| The request |
Set down each entry exactly as given; pictures should not appear in the copy.

| Dataset records |
▼▼▼

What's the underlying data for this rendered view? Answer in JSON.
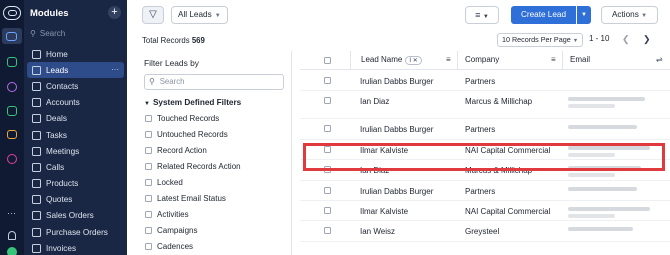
{
  "sidebar": {
    "title": "Modules",
    "add_symbol": "+",
    "search_placeholder": "Search",
    "more_symbol": "···",
    "items": [
      {
        "label": "Home",
        "icon": "home-icon",
        "active": false
      },
      {
        "label": "Leads",
        "icon": "leads-icon",
        "active": true
      },
      {
        "label": "Contacts",
        "icon": "contacts-icon",
        "active": false
      },
      {
        "label": "Accounts",
        "icon": "accounts-icon",
        "active": false
      },
      {
        "label": "Deals",
        "icon": "deals-icon",
        "active": false
      },
      {
        "label": "Tasks",
        "icon": "tasks-icon",
        "active": false
      },
      {
        "label": "Meetings",
        "icon": "meetings-icon",
        "active": false
      },
      {
        "label": "Calls",
        "icon": "calls-icon",
        "active": false
      },
      {
        "label": "Products",
        "icon": "products-icon",
        "active": false
      },
      {
        "label": "Quotes",
        "icon": "quotes-icon",
        "active": false
      },
      {
        "label": "Sales Orders",
        "icon": "sales-orders-icon",
        "active": false
      },
      {
        "label": "Purchase Orders",
        "icon": "purchase-orders-icon",
        "active": false
      },
      {
        "label": "Invoices",
        "icon": "invoices-icon",
        "active": false
      }
    ]
  },
  "toolbar": {
    "filter_icon": "filter-icon",
    "view_label": "All Leads",
    "create_label": "Create Lead",
    "actions_label": "Actions"
  },
  "summary": {
    "total_label": "Total Records",
    "total_count": "569",
    "per_page": "10 Records Per Page",
    "range": "1 - 10"
  },
  "filter_panel": {
    "title": "Filter Leads by",
    "search_placeholder": "Search",
    "section_title": "System Defined Filters",
    "items": [
      "Touched Records",
      "Untouched Records",
      "Record Action",
      "Related Records Action",
      "Locked",
      "Latest Email Status",
      "Activities",
      "Campaigns",
      "Cadences"
    ]
  },
  "table": {
    "columns": {
      "lead_name": "Lead Name",
      "company": "Company",
      "email": "Email"
    },
    "rows": [
      {
        "lead_name": "Irulian Dabbs Burger",
        "company": "Partners",
        "highlighted": false
      },
      {
        "lead_name": "Ian Diaz",
        "company": "Marcus & Millichap",
        "highlighted": true
      },
      {
        "lead_name": "Irulian Dabbs Burger",
        "company": "Partners",
        "highlighted": false
      },
      {
        "lead_name": "Ilmar Kalviste",
        "company": "NAI Capital Commercial",
        "highlighted": false
      },
      {
        "lead_name": "Ian Diaz",
        "company": "Marcus & Millichap",
        "highlighted": false
      },
      {
        "lead_name": "Irulian Dabbs Burger",
        "company": "Partners",
        "highlighted": false
      },
      {
        "lead_name": "Ilmar Kalviste",
        "company": "NAI Capital Commercial",
        "highlighted": false
      },
      {
        "lead_name": "Ian Weisz",
        "company": "Greysteel",
        "highlighted": false
      }
    ]
  },
  "colors": {
    "rail": "#101b33",
    "sidebar": "#1a2744",
    "active_item": "#2f4c8a",
    "primary_button": "#2f6fd8",
    "highlight_border": "#e0393e"
  }
}
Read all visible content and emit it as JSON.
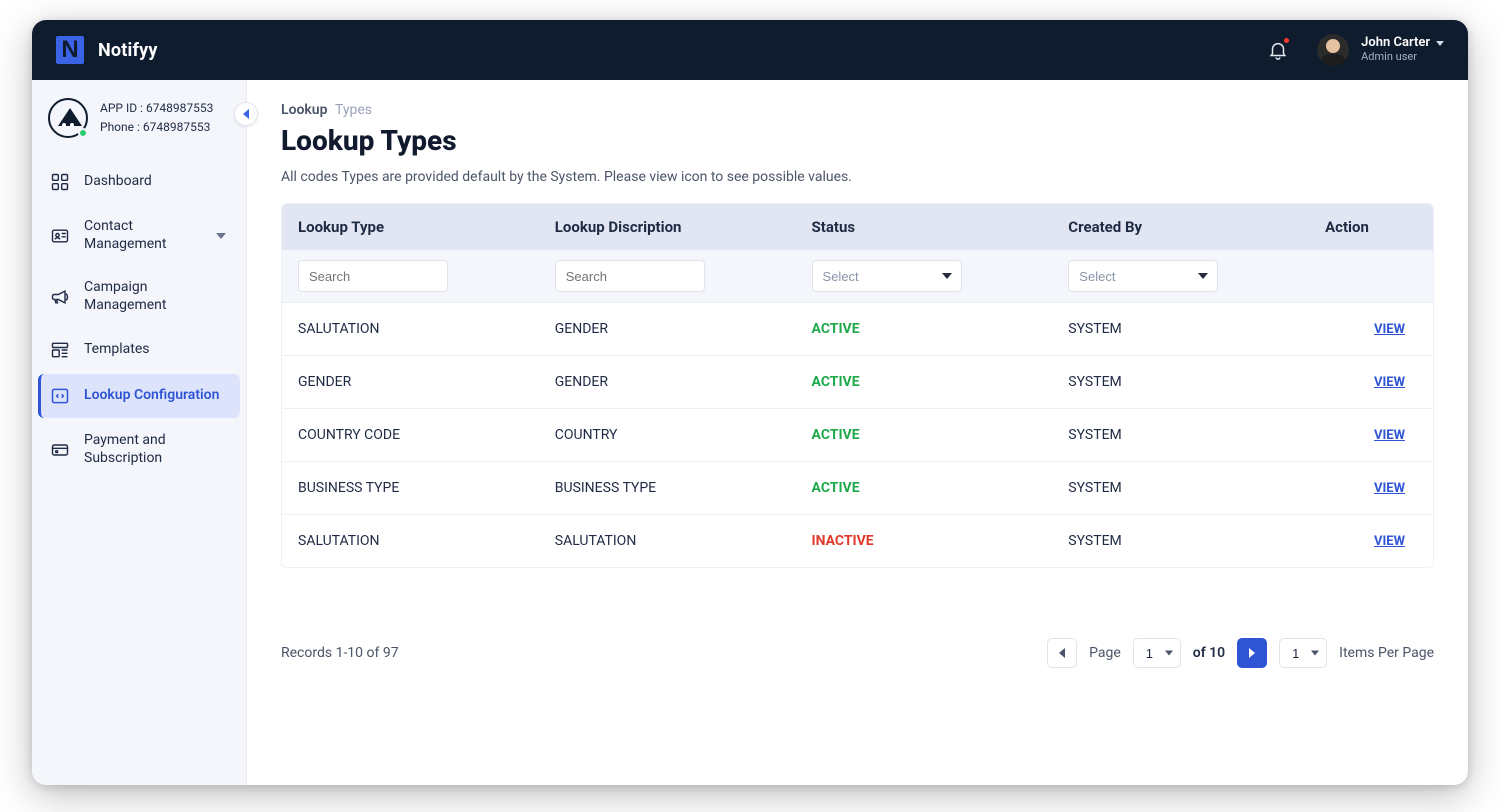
{
  "brand": {
    "name": "Notifyy"
  },
  "user": {
    "name": "John Carter",
    "role": "Admin user"
  },
  "appInfo": {
    "appIdLabel": "APP ID : 6748987553",
    "phoneLabel": "Phone : 6748987553"
  },
  "sidebar": {
    "items": [
      {
        "label": "Dashboard"
      },
      {
        "label": "Contact Management"
      },
      {
        "label": "Campaign Management"
      },
      {
        "label": "Templates"
      },
      {
        "label": "Lookup Configuration"
      },
      {
        "label": "Payment and Subscription"
      }
    ]
  },
  "breadcrumb": {
    "part1": "Lookup",
    "part2": "Types"
  },
  "page": {
    "title": "Lookup Types",
    "help": "All codes Types are provided default by the System. Please view icon  to see possible values."
  },
  "table": {
    "headers": {
      "type": "Lookup Type",
      "desc": "Lookup Discription",
      "status": "Status",
      "by": "Created By",
      "action": "Action"
    },
    "filters": {
      "searchPlaceholder": "Search",
      "selectPlaceholder": "Select"
    },
    "viewLabel": "VIEW",
    "rows": [
      {
        "type": "SALUTATION",
        "desc": "GENDER",
        "status": "ACTIVE",
        "by": "SYSTEM"
      },
      {
        "type": "GENDER",
        "desc": "GENDER",
        "status": "ACTIVE",
        "by": "SYSTEM"
      },
      {
        "type": "COUNTRY CODE",
        "desc": "COUNTRY",
        "status": "ACTIVE",
        "by": "SYSTEM"
      },
      {
        "type": "BUSINESS TYPE",
        "desc": "BUSINESS TYPE",
        "status": "ACTIVE",
        "by": "SYSTEM"
      },
      {
        "type": "SALUTATION",
        "desc": "SALUTATION",
        "status": "INACTIVE",
        "by": "SYSTEM"
      }
    ]
  },
  "footer": {
    "recordsText": "Records 1-10 of 97",
    "pageLabel": "Page",
    "pageValue": "1",
    "ofText": "of 10",
    "ippValue": "1",
    "ippLabel": "Items Per Page"
  }
}
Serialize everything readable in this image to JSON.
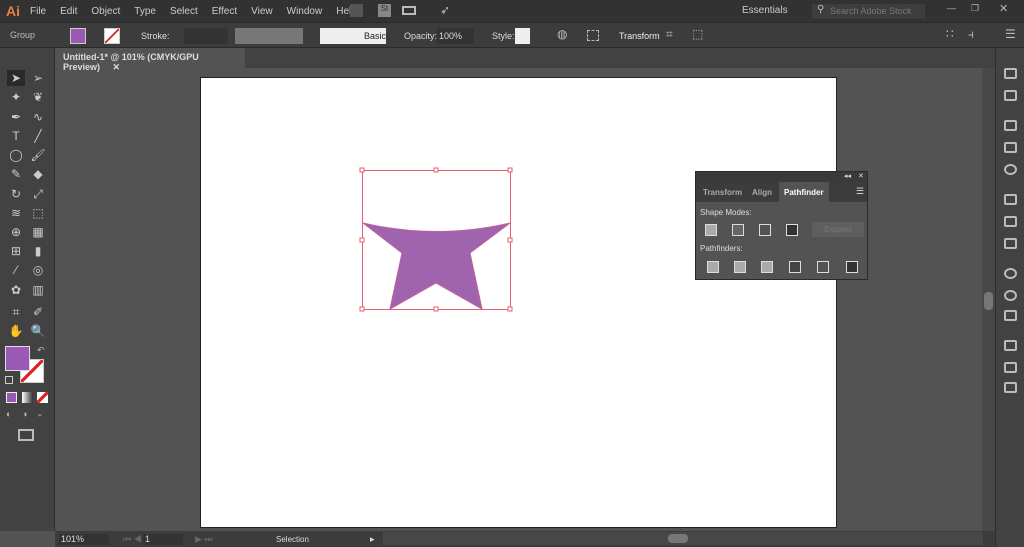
{
  "app": {
    "logo": "Ai"
  },
  "menu": [
    "File",
    "Edit",
    "Object",
    "Type",
    "Select",
    "Effect",
    "View",
    "Window",
    "Help"
  ],
  "workspace": "Essentials",
  "search_placeholder": "Search Adobe Stock",
  "control": {
    "selection": "Group",
    "stroke_label": "Stroke:",
    "brush": "Basic",
    "opacity_label": "Opacity:",
    "opacity": "100%",
    "style_label": "Style:",
    "transform": "Transform"
  },
  "document_tab": "Untitled-1* @ 101% (CMYK/GPU Preview)",
  "pathfinder": {
    "tabs": [
      "Transform",
      "Align",
      "Pathfinder"
    ],
    "shape_modes": "Shape Modes:",
    "expand": "Expand",
    "pathfinders": "Pathfinders:"
  },
  "status": {
    "zoom": "101%",
    "page": "1",
    "tool": "Selection"
  },
  "colors": {
    "fill": "#9b59b6",
    "shape": "#a064ae",
    "selection": "#e0606e"
  }
}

▲▲▲

| Expected answer |
What's the underlying data for this rendered view? Answer in JSON.
{
  "sidebar": {
    "title": "Modules",
    "add_symbol": "+",
    "search_placeholder": "Search",
    "more_symbol": "···",
    "items": [
      {
        "label": "Home",
        "icon": "home-icon",
        "active": false
      },
      {
        "label": "Leads",
        "icon": "leads-icon",
        "active": true
      },
      {
        "label": "Contacts",
        "icon": "contacts-icon",
        "active": false
      },
      {
        "label": "Accounts",
        "icon": "accounts-icon",
        "active": false
      },
      {
        "label": "Deals",
        "icon": "deals-icon",
        "active": false
      },
      {
        "label": "Tasks",
        "icon": "tasks-icon",
        "active": false
      },
      {
        "label": "Meetings",
        "icon": "meetings-icon",
        "active": false
      },
      {
        "label": "Calls",
        "icon": "calls-icon",
        "active": false
      },
      {
        "label": "Products",
        "icon": "products-icon",
        "active": false
      },
      {
        "label": "Quotes",
        "icon": "quotes-icon",
        "active": false
      },
      {
        "label": "Sales Orders",
        "icon": "sales-orders-icon",
        "active": false
      },
      {
        "label": "Purchase Orders",
        "icon": "purchase-orders-icon",
        "active": false
      },
      {
        "label": "Invoices",
        "icon": "invoices-icon",
        "active": false
      }
    ]
  },
  "toolbar": {
    "filter_icon": "filter-icon",
    "view_label": "All Leads",
    "create_label": "Create Lead",
    "actions_label": "Actions"
  },
  "summary": {
    "total_label": "Total Records",
    "total_count": "569",
    "per_page": "10 Records Per Page",
    "range": "1 - 10"
  },
  "filter_panel": {
    "title": "Filter Leads by",
    "search_placeholder": "Search",
    "section_title": "System Defined Filters",
    "items": [
      "Touched Records",
      "Untouched Records",
      "Record Action",
      "Related Records Action",
      "Locked",
      "Latest Email Status",
      "Activities",
      "Campaigns",
      "Cadences"
    ]
  },
  "table": {
    "columns": {
      "lead_name": "Lead Name",
      "company": "Company",
      "email": "Email"
    },
    "rows": [
      {
        "lead_name": "Irulian Dabbs Burger",
        "company": "Partners",
        "highlighted": false
      },
      {
        "lead_name": "Ian Diaz",
        "company": "Marcus & Millichap",
        "highlighted": true
      },
      {
        "lead_name": "Irulian Dabbs Burger",
        "company": "Partners",
        "highlighted": false
      },
      {
        "lead_name": "Ilmar Kalviste",
        "company": "NAI Capital Commercial",
        "highlighted": false
      },
      {
        "lead_name": "Ian Diaz",
        "company": "Marcus & Millichap",
        "highlighted": false
      },
      {
        "lead_name": "Irulian Dabbs Burger",
        "company": "Partners",
        "highlighted": false
      },
      {
        "lead_name": "Ilmar Kalviste",
        "company": "NAI Capital Commercial",
        "highlighted": false
      },
      {
        "lead_name": "Ian Weisz",
        "company": "Greysteel",
        "highlighted": false
      }
    ]
  },
  "colors": {
    "rail": "#101b33",
    "sidebar": "#1a2744",
    "active_item": "#2f4c8a",
    "primary_button": "#2f6fd8",
    "highlight_border": "#e0393e"
  }
}
Read all visible content and emit it as JSON.
{
  "brand": {
    "name": "Notifyy"
  },
  "user": {
    "name": "John Carter",
    "role": "Admin user"
  },
  "appInfo": {
    "appIdLabel": "APP ID : 6748987553",
    "phoneLabel": "Phone : 6748987553"
  },
  "sidebar": {
    "items": [
      {
        "label": "Dashboard"
      },
      {
        "label": "Contact Management"
      },
      {
        "label": "Campaign Management"
      },
      {
        "label": "Templates"
      },
      {
        "label": "Lookup Configuration"
      },
      {
        "label": "Payment and Subscription"
      }
    ]
  },
  "breadcrumb": {
    "part1": "Lookup",
    "part2": "Types"
  },
  "page": {
    "title": "Lookup Types",
    "help": "All codes Types are provided default by the System. Please view icon  to see possible values."
  },
  "table": {
    "headers": {
      "type": "Lookup Type",
      "desc": "Lookup Discription",
      "status": "Status",
      "by": "Created By",
      "action": "Action"
    },
    "filters": {
      "searchPlaceholder": "Search",
      "selectPlaceholder": "Select"
    },
    "viewLabel": "VIEW",
    "rows": [
      {
        "type": "SALUTATION",
        "desc": "GENDER",
        "status": "ACTIVE",
        "by": "SYSTEM"
      },
      {
        "type": "GENDER",
        "desc": "GENDER",
        "status": "ACTIVE",
        "by": "SYSTEM"
      },
      {
        "type": "COUNTRY CODE",
        "desc": "COUNTRY",
        "status": "ACTIVE",
        "by": "SYSTEM"
      },
      {
        "type": "BUSINESS TYPE",
        "desc": "BUSINESS TYPE",
        "status": "ACTIVE",
        "by": "SYSTEM"
      },
      {
        "type": "SALUTATION",
        "desc": "SALUTATION",
        "status": "INACTIVE",
        "by": "SYSTEM"
      }
    ]
  },
  "footer": {
    "recordsText": "Records 1-10 of 97",
    "pageLabel": "Page",
    "pageValue": "1",
    "ofText": "of 10",
    "ippValue": "1",
    "ippLabel": "Items Per Page"
  }
}
Serialize everything readable in this image to JSON.
{
  "app": {
    "logo": "Ai"
  },
  "menu": [
    "File",
    "Edit",
    "Object",
    "Type",
    "Select",
    "Effect",
    "View",
    "Window",
    "Help"
  ],
  "workspace": "Essentials",
  "search_placeholder": "Search Adobe Stock",
  "control": {
    "selection": "Group",
    "stroke_label": "Stroke:",
    "brush": "Basic",
    "opacity_label": "Opacity:",
    "opacity": "100%",
    "style_label": "Style:",
    "transform": "Transform"
  },
  "document_tab": "Untitled-1* @ 101% (CMYK/GPU Preview)",
  "pathfinder": {
    "tabs": [
      "Transform",
      "Align",
      "Pathfinder"
    ],
    "shape_modes": "Shape Modes:",
    "expand": "Expand",
    "pathfinders": "Pathfinders:"
  },
  "status": {
    "zoom": "101%",
    "page": "1",
    "tool": "Selection"
  },
  "colors": {
    "fill": "#9b59b6",
    "shape": "#a064ae",
    "selection": "#e0606e"
  }
}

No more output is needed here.